What you are asked to do
Below are records to be output exactly, every one of them.

Stored items:

▼

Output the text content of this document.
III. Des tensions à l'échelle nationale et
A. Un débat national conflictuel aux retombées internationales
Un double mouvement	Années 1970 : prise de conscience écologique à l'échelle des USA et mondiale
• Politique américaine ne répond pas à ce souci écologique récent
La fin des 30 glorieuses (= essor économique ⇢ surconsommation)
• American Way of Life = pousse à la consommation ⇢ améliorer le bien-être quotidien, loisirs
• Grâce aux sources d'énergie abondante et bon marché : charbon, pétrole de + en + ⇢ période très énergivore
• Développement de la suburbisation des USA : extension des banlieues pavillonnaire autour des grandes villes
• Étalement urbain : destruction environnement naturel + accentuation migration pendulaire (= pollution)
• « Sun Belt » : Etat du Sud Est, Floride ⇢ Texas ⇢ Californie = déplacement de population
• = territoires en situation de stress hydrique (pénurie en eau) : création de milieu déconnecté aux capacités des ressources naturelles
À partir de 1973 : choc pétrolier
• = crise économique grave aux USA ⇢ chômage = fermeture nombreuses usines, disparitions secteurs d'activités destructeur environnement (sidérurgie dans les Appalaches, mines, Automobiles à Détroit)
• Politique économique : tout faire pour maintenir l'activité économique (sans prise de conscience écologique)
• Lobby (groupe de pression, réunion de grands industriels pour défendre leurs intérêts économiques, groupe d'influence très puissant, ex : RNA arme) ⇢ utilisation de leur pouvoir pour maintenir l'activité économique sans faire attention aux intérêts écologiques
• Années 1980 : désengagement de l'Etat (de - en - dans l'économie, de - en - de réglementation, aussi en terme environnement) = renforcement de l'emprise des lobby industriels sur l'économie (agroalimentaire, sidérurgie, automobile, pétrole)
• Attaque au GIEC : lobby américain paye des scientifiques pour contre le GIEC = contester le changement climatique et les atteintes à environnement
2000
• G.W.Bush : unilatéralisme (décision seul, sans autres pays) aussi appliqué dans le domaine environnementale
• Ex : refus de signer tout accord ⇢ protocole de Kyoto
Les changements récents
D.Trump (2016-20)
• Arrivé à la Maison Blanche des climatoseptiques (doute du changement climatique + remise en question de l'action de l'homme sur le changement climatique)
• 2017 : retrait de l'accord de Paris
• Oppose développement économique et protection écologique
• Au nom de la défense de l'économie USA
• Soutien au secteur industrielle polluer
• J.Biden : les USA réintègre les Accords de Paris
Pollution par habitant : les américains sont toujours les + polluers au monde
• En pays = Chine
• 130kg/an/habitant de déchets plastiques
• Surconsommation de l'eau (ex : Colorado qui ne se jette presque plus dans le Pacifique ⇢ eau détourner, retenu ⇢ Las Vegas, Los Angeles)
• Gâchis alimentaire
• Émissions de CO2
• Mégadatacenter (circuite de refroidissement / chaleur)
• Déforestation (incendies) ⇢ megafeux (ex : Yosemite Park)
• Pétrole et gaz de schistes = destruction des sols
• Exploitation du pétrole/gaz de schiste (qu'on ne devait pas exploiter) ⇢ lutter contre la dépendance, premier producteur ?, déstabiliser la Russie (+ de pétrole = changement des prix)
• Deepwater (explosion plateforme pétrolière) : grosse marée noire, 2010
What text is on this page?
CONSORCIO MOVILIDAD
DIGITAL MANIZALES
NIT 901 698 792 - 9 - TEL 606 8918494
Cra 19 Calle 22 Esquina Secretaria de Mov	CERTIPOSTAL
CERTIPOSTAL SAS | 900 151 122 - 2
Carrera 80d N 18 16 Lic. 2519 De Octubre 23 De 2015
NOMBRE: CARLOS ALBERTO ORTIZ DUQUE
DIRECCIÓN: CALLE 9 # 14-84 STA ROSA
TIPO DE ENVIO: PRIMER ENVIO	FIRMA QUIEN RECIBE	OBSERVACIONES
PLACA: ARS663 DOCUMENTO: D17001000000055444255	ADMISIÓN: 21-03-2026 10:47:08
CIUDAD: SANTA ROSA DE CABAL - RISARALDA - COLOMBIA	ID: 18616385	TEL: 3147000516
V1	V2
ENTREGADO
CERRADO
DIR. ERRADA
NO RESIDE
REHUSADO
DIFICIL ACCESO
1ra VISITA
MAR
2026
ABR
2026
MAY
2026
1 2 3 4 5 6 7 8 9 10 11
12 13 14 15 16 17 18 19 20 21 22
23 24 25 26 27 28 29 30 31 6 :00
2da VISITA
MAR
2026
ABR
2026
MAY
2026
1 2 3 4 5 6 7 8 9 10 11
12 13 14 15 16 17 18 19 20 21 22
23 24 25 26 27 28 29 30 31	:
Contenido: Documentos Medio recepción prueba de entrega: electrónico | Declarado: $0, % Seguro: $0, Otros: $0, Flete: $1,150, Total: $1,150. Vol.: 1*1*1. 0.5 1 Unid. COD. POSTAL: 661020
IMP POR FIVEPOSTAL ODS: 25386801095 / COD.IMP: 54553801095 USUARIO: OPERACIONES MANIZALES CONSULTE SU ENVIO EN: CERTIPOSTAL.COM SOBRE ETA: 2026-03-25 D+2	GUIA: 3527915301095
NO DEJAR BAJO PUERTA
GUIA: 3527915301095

▲

Full solution
Output the text content of this document.
III. Des tensions à l'échelle nationale et
A. Un débat national conflictuel aux retombées internationales
Un double mouvement	Années 1970 : prise de conscience écologique à l'échelle des USA et mondiale
• Politique américaine ne répond pas à ce souci écologique récent
La fin des 30 glorieuses (= essor économique ⇢ surconsommation)
• American Way of Life = pousse à la consommation ⇢ améliorer le bien-être quotidien, loisirs
• Grâce aux sources d'énergie abondante et bon marché : charbon, pétrole de + en + ⇢ période très énergivore
• Développement de la suburbisation des USA : extension des banlieues pavillonnaire autour des grandes villes
• Étalement urbain : destruction environnement naturel + accentuation migration pendulaire (= pollution)
• « Sun Belt » : Etat du Sud Est, Floride ⇢ Texas ⇢ Californie = déplacement de population
• = territoires en situation de stress hydrique (pénurie en eau) : création de milieu déconnecté aux capacités des ressources naturelles
À partir de 1973 : choc pétrolier
• = crise économique grave aux USA ⇢ chômage = fermeture nombreuses usines, disparitions secteurs d'activités destructeur environnement (sidérurgie dans les Appalaches, mines, Automobiles à Détroit)
• Politique économique : tout faire pour maintenir l'activité économique (sans prise de conscience écologique)
• Lobby (groupe de pression, réunion de grands industriels pour défendre leurs intérêts économiques, groupe d'influence très puissant, ex : RNA arme) ⇢ utilisation de leur pouvoir pour maintenir l'activité économique sans faire attention aux intérêts écologiques
• Années 1980 : désengagement de l'Etat (de - en - dans l'économie, de - en - de réglementation, aussi en terme environnement) = renforcement de l'emprise des lobby industriels sur l'économie (agroalimentaire, sidérurgie, automobile, pétrole)
• Attaque au GIEC : lobby américain paye des scientifiques pour contre le GIEC = contester le changement climatique et les atteintes à environnement
2000
• G.W.Bush : unilatéralisme (décision seul, sans autres pays) aussi appliqué dans le domaine environnementale
• Ex : refus de signer tout accord ⇢ protocole de Kyoto
Les changements récents
D.Trump (2016-20)
• Arrivé à la Maison Blanche des climatoseptiques (doute du changement climatique + remise en question de l'action de l'homme sur le changement climatique)
• 2017 : retrait de l'accord de Paris
• Oppose développement économique et protection écologique
• Au nom de la défense de l'économie USA
• Soutien au secteur industrielle polluer
• J.Biden : les USA réintègre les Accords de Paris
Pollution par habitant : les américains sont toujours les + polluers au monde
• En pays = Chine
• 130kg/an/habitant de déchets plastiques
• Surconsommation de l'eau (ex : Colorado qui ne se jette presque plus dans le Pacifique ⇢ eau détourner, retenu ⇢ Las Vegas, Los Angeles)
• Gâchis alimentaire
• Émissions de CO2
• Mégadatacenter (circuite de refroidissement / chaleur)
• Déforestation (incendies) ⇢ megafeux (ex : Yosemite Park)
• Pétrole et gaz de schistes = destruction des sols
• Exploitation du pétrole/gaz de schiste (qu'on ne devait pas exploiter) ⇢ lutter contre la dépendance, premier producteur ?, déstabiliser la Russie (+ de pétrole = changement des prix)
• Deepwater (explosion plateforme pétrolière) : grosse marée noire, 2010
What text is on this page?
CONSORCIO MOVILIDAD
DIGITAL MANIZALES
NIT 901 698 792 - 9 - TEL 606 8918494
Cra 19 Calle 22 Esquina Secretaria de Mov	CERTIPOSTAL
CERTIPOSTAL SAS | 900 151 122 - 2
Carrera 80d N 18 16 Lic. 2519 De Octubre 23 De 2015
NOMBRE: CARLOS ALBERTO ORTIZ DUQUE
DIRECCIÓN: CALLE 9 # 14-84 STA ROSA
TIPO DE ENVIO: PRIMER ENVIO	FIRMA QUIEN RECIBE	OBSERVACIONES
PLACA: ARS663 DOCUMENTO: D17001000000055444255	ADMISIÓN: 21-03-2026 10:47:08
CIUDAD: SANTA ROSA DE CABAL - RISARALDA - COLOMBIA	ID: 18616385	TEL: 3147000516
V1	V2
ENTREGADO
CERRADO
DIR. ERRADA
NO RESIDE
REHUSADO
DIFICIL ACCESO
1ra VISITA
MAR
2026
ABR
2026
MAY
2026
1 2 3 4 5 6 7 8 9 10 11
12 13 14 15 16 17 18 19 20 21 22
23 24 25 26 27 28 29 30 31 6 :00
2da VISITA
MAR
2026
ABR
2026
MAY
2026
1 2 3 4 5 6 7 8 9 10 11
12 13 14 15 16 17 18 19 20 21 22
23 24 25 26 27 28 29 30 31	:
Contenido: Documentos Medio recepción prueba de entrega: electrónico | Declarado: $0, % Seguro: $0, Otros: $0, Flete: $1,150, Total: $1,150. Vol.: 1*1*1. 0.5 1 Unid. COD. POSTAL: 661020
IMP POR FIVEPOSTAL ODS: 25386801095 / COD.IMP: 54553801095 USUARIO: OPERACIONES MANIZALES CONSULTE SU ENVIO EN: CERTIPOSTAL.COM SOBRE ETA: 2026-03-25 D+2	GUIA: 3527915301095
NO DEJAR BAJO PUERTA
GUIA: 3527915301095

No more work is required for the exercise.